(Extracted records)
########

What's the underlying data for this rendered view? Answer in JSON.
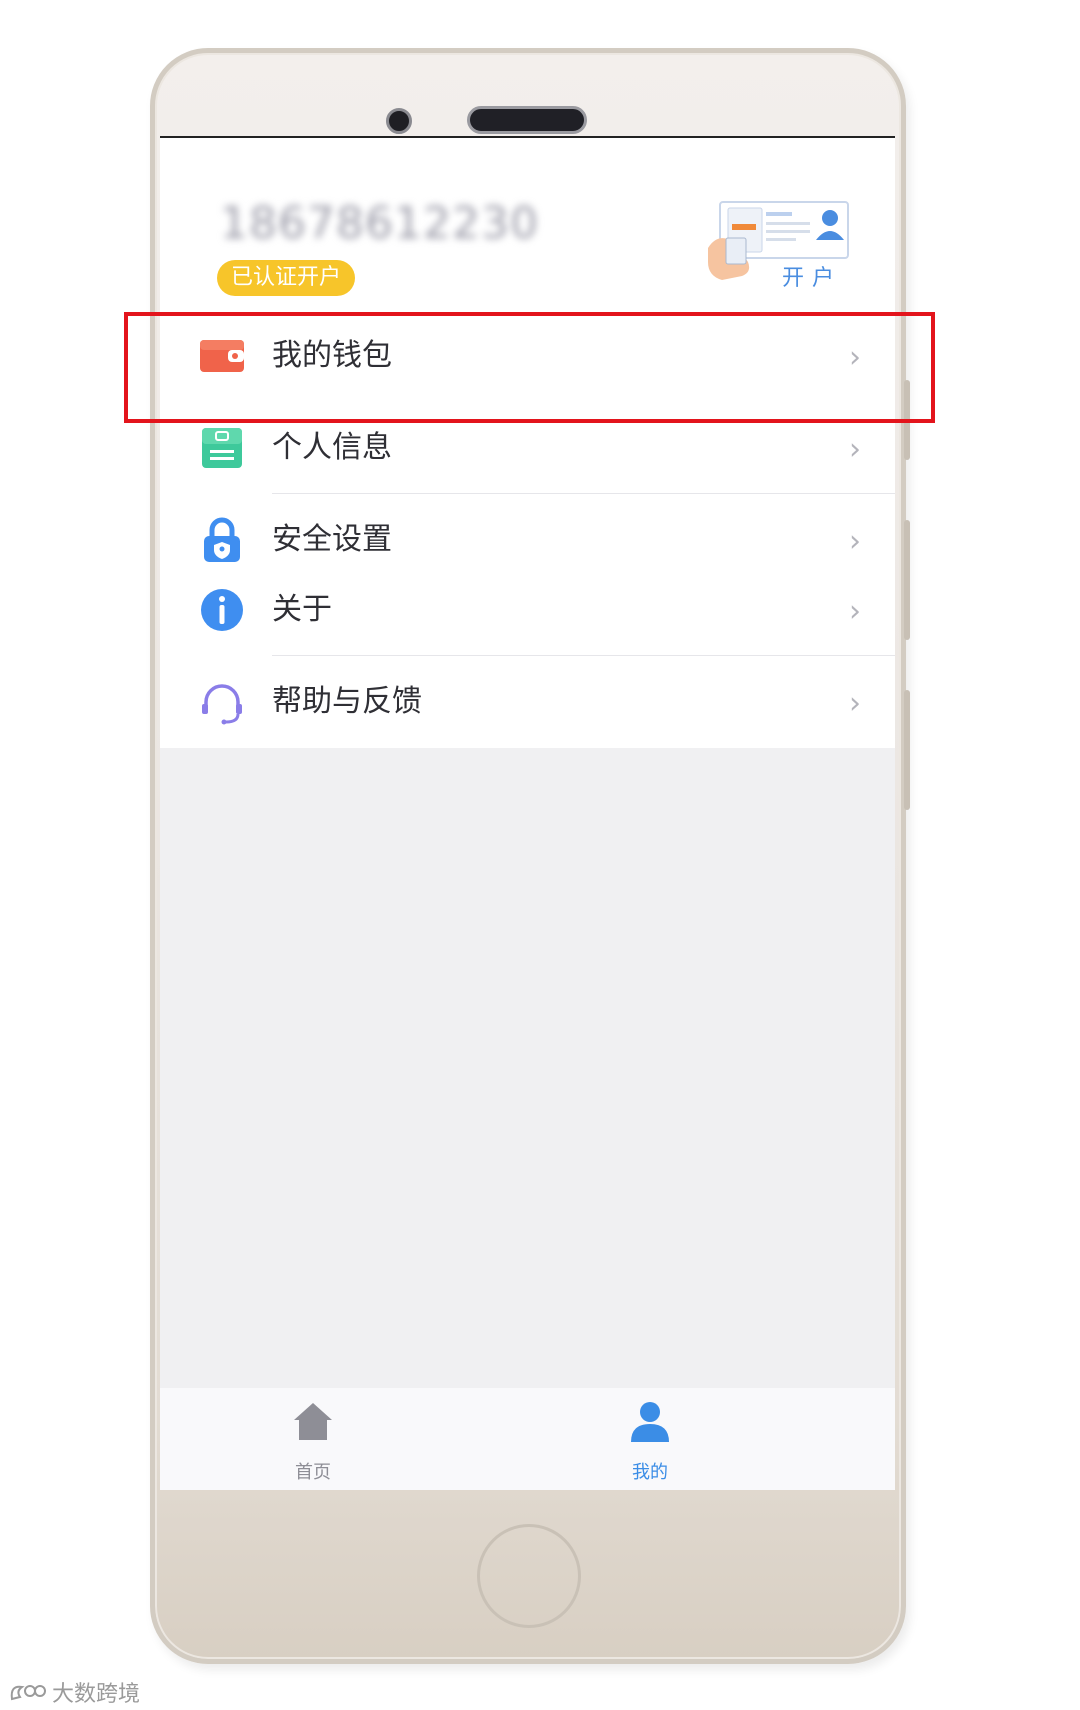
{
  "account": {
    "phone_number": "18678612230",
    "verified_badge": "已认证开户",
    "open_account_label": "开户"
  },
  "menu": {
    "group1": [
      {
        "label": "我的钱包",
        "icon": "wallet-icon",
        "color": "#f0634a"
      },
      {
        "label": "个人信息",
        "icon": "id-card-icon",
        "color": "#3ec99b"
      },
      {
        "label": "安全设置",
        "icon": "lock-icon",
        "color": "#3f8ef0"
      }
    ],
    "group2": [
      {
        "label": "关于",
        "icon": "info-icon",
        "color": "#3f8ef0"
      },
      {
        "label": "帮助与反馈",
        "icon": "headset-icon",
        "color": "#8a7de8"
      }
    ],
    "chevron": "›"
  },
  "tabbar": {
    "home_label": "首页",
    "mine_label": "我的",
    "active_tab": "我的",
    "active_color": "#3b8de6",
    "inactive_color": "#8e8e96"
  },
  "watermark": "大数跨境"
}
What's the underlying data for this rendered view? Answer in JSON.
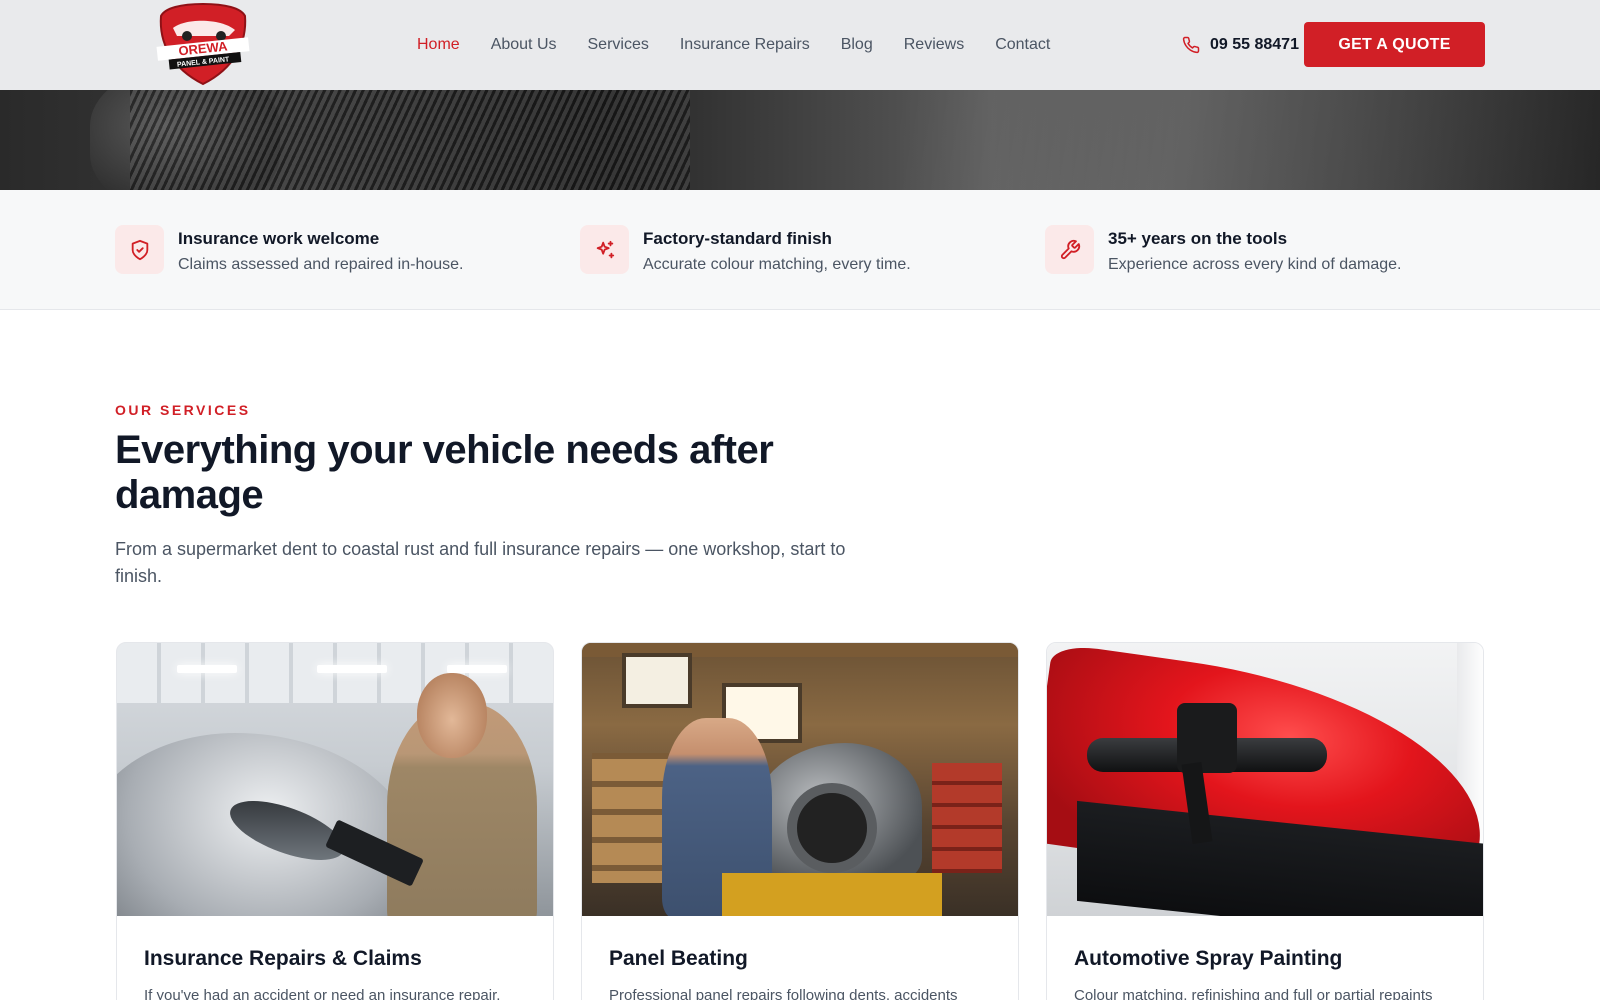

########

* [Directions]: Please transcribe the material above exactly as written. Leave the pictures out.

* [Reply]:
What's the underlying data for this rendered view? Answer in JSON.
{
  "account": {
    "phone_number": "18678612230",
    "verified_badge": "已认证开户",
    "open_account_label": "开户"
  },
  "menu": {
    "group1": [
      {
        "label": "我的钱包",
        "icon": "wallet-icon",
        "color": "#f0634a"
      },
      {
        "label": "个人信息",
        "icon": "id-card-icon",
        "color": "#3ec99b"
      },
      {
        "label": "安全设置",
        "icon": "lock-icon",
        "color": "#3f8ef0"
      }
    ],
    "group2": [
      {
        "label": "关于",
        "icon": "info-icon",
        "color": "#3f8ef0"
      },
      {
        "label": "帮助与反馈",
        "icon": "headset-icon",
        "color": "#8a7de8"
      }
    ],
    "chevron": "›"
  },
  "tabbar": {
    "home_label": "首页",
    "mine_label": "我的",
    "active_tab": "我的",
    "active_color": "#3b8de6",
    "inactive_color": "#8e8e96"
  },
  "watermark": "大数跨境"
}
What's the underlying data for this rendered view? Answer in JSON.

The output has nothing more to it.